▶ [EXERCISE REQUIREMENTS] Take down each entry exactly as written.

--- BEGIN DATA RECORDS ---

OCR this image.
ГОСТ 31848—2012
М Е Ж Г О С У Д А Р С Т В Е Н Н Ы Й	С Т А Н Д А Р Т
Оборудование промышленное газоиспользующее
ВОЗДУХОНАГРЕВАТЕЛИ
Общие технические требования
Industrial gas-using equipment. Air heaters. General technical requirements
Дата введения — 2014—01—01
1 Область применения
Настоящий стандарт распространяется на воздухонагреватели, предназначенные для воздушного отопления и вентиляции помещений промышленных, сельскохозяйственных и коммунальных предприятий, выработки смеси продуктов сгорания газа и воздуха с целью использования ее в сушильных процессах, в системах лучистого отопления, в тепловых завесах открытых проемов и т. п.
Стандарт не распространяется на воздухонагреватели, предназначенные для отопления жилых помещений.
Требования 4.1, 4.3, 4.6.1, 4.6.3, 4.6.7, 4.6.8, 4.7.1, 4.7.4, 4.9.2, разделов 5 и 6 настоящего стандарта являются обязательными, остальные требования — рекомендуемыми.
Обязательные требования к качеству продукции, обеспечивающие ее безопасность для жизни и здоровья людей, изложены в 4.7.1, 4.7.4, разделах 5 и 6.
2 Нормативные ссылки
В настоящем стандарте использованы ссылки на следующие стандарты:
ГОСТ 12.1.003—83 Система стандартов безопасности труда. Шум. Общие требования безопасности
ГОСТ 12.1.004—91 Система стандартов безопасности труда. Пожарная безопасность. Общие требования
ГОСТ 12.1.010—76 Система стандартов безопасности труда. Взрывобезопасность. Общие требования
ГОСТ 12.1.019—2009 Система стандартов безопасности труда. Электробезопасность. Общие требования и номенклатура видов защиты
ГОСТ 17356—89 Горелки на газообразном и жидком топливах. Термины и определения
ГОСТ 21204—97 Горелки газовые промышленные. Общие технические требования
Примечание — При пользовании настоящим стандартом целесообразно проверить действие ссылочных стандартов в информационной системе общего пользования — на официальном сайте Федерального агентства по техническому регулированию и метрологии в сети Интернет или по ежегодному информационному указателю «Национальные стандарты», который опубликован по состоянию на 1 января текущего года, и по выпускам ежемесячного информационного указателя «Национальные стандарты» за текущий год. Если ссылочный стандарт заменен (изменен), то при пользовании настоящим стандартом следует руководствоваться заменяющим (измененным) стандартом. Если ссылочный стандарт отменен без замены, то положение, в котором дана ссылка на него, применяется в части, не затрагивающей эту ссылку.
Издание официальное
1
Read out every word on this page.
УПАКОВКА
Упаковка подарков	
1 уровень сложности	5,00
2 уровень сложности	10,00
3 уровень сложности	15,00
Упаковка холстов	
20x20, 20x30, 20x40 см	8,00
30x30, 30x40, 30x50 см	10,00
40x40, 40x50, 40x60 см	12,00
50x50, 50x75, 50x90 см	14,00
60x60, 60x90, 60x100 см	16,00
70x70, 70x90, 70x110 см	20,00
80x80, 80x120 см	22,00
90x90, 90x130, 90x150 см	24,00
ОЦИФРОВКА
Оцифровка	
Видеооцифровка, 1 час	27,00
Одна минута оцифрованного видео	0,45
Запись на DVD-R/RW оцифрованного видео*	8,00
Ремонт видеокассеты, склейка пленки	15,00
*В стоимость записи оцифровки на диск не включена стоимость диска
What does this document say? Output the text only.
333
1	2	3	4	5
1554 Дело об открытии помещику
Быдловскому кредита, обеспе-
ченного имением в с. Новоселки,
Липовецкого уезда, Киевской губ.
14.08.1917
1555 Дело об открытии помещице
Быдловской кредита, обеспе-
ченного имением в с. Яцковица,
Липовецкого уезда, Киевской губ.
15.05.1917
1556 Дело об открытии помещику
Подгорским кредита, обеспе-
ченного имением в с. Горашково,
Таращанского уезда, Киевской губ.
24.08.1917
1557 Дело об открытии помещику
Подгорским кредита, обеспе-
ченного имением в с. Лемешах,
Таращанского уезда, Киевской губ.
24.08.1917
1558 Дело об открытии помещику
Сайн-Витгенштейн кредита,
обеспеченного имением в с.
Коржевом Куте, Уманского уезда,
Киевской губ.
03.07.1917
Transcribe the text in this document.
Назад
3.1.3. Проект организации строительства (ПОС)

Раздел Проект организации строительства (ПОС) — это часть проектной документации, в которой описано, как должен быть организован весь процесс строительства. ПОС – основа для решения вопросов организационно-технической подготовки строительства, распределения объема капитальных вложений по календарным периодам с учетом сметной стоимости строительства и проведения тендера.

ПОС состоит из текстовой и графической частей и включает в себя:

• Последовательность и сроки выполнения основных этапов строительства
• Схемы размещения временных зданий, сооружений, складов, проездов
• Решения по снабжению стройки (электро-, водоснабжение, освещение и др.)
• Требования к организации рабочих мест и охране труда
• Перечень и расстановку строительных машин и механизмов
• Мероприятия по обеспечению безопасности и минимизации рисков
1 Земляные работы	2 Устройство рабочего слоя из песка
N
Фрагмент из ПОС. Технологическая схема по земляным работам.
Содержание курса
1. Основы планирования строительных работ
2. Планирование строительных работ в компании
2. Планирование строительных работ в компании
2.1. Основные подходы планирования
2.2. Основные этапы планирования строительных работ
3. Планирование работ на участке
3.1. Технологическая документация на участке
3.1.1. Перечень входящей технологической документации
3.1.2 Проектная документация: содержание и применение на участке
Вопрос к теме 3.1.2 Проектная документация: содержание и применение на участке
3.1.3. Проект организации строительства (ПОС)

--- END DATA RECORDS ---

▶ [EXPECTED ANSWER]
OCR this image.
ГОСТ 31848—2012
М Е Ж Г О С У Д А Р С Т В Е Н Н Ы Й	С Т А Н Д А Р Т
Оборудование промышленное газоиспользующее
ВОЗДУХОНАГРЕВАТЕЛИ
Общие технические требования
Industrial gas-using equipment. Air heaters. General technical requirements
Дата введения — 2014—01—01
1 Область применения
Настоящий стандарт распространяется на воздухонагреватели, предназначенные для воздушного отопления и вентиляции помещений промышленных, сельскохозяйственных и коммунальных предприятий, выработки смеси продуктов сгорания газа и воздуха с целью использования ее в сушильных процессах, в системах лучистого отопления, в тепловых завесах открытых проемов и т. п.
Стандарт не распространяется на воздухонагреватели, предназначенные для отопления жилых помещений.
Требования 4.1, 4.3, 4.6.1, 4.6.3, 4.6.7, 4.6.8, 4.7.1, 4.7.4, 4.9.2, разделов 5 и 6 настоящего стандарта являются обязательными, остальные требования — рекомендуемыми.
Обязательные требования к качеству продукции, обеспечивающие ее безопасность для жизни и здоровья людей, изложены в 4.7.1, 4.7.4, разделах 5 и 6.
2 Нормативные ссылки
В настоящем стандарте использованы ссылки на следующие стандарты:
ГОСТ 12.1.003—83 Система стандартов безопасности труда. Шум. Общие требования безопасности
ГОСТ 12.1.004—91 Система стандартов безопасности труда. Пожарная безопасность. Общие требования
ГОСТ 12.1.010—76 Система стандартов безопасности труда. Взрывобезопасность. Общие требования
ГОСТ 12.1.019—2009 Система стандартов безопасности труда. Электробезопасность. Общие требования и номенклатура видов защиты
ГОСТ 17356—89 Горелки на газообразном и жидком топливах. Термины и определения
ГОСТ 21204—97 Горелки газовые промышленные. Общие технические требования
Примечание — При пользовании настоящим стандартом целесообразно проверить действие ссылочных стандартов в информационной системе общего пользования — на официальном сайте Федерального агентства по техническому регулированию и метрологии в сети Интернет или по ежегодному информационному указателю «Национальные стандарты», который опубликован по состоянию на 1 января текущего года, и по выпускам ежемесячного информационного указателя «Национальные стандарты» за текущий год. Если ссылочный стандарт заменен (изменен), то при пользовании настоящим стандартом следует руководствоваться заменяющим (измененным) стандартом. Если ссылочный стандарт отменен без замены, то положение, в котором дана ссылка на него, применяется в части, не затрагивающей эту ссылку.
Издание официальное
1
Read out every word on this page.
УПАКОВКА
Упаковка подарков	
1 уровень сложности	5,00
2 уровень сложности	10,00
3 уровень сложности	15,00
Упаковка холстов	
20x20, 20x30, 20x40 см	8,00
30x30, 30x40, 30x50 см	10,00
40x40, 40x50, 40x60 см	12,00
50x50, 50x75, 50x90 см	14,00
60x60, 60x90, 60x100 см	16,00
70x70, 70x90, 70x110 см	20,00
80x80, 80x120 см	22,00
90x90, 90x130, 90x150 см	24,00
ОЦИФРОВКА
Оцифровка	
Видеооцифровка, 1 час	27,00
Одна минута оцифрованного видео	0,45
Запись на DVD-R/RW оцифрованного видео*	8,00
Ремонт видеокассеты, склейка пленки	15,00
*В стоимость записи оцифровки на диск не включена стоимость диска
What does this document say? Output the text only.
333
1	2	3	4	5
1554 Дело об открытии помещику
Быдловскому кредита, обеспе-
ченного имением в с. Новоселки,
Липовецкого уезда, Киевской губ.
14.08.1917
1555 Дело об открытии помещице
Быдловской кредита, обеспе-
ченного имением в с. Яцковица,
Липовецкого уезда, Киевской губ.
15.05.1917
1556 Дело об открытии помещику
Подгорским кредита, обеспе-
ченного имением в с. Горашково,
Таращанского уезда, Киевской губ.
24.08.1917
1557 Дело об открытии помещику
Подгорским кредита, обеспе-
ченного имением в с. Лемешах,
Таращанского уезда, Киевской губ.
24.08.1917
1558 Дело об открытии помещику
Сайн-Витгенштейн кредита,
обеспеченного имением в с.
Коржевом Куте, Уманского уезда,
Киевской губ.
03.07.1917
Transcribe the text in this document.
Назад
3.1.3. Проект организации строительства (ПОС)

Раздел Проект организации строительства (ПОС) — это часть проектной документации, в которой описано, как должен быть организован весь процесс строительства. ПОС – основа для решения вопросов организационно-технической подготовки строительства, распределения объема капитальных вложений по календарным периодам с учетом сметной стоимости строительства и проведения тендера.

ПОС состоит из текстовой и графической частей и включает в себя:

• Последовательность и сроки выполнения основных этапов строительства
• Схемы размещения временных зданий, сооружений, складов, проездов
• Решения по снабжению стройки (электро-, водоснабжение, освещение и др.)
• Требования к организации рабочих мест и охране труда
• Перечень и расстановку строительных машин и механизмов
• Мероприятия по обеспечению безопасности и минимизации рисков
1 Земляные работы	2 Устройство рабочего слоя из песка
N
Фрагмент из ПОС. Технологическая схема по земляным работам.
Содержание курса
1. Основы планирования строительных работ
2. Планирование строительных работ в компании
2. Планирование строительных работ в компании
2.1. Основные подходы планирования
2.2. Основные этапы планирования строительных работ
3. Планирование работ на участке
3.1. Технологическая документация на участке
3.1.1. Перечень входящей технологической документации
3.1.2 Проектная документация: содержание и применение на участке
Вопрос к теме 3.1.2 Проектная документация: содержание и применение на участке
3.1.3. Проект организации строительства (ПОС)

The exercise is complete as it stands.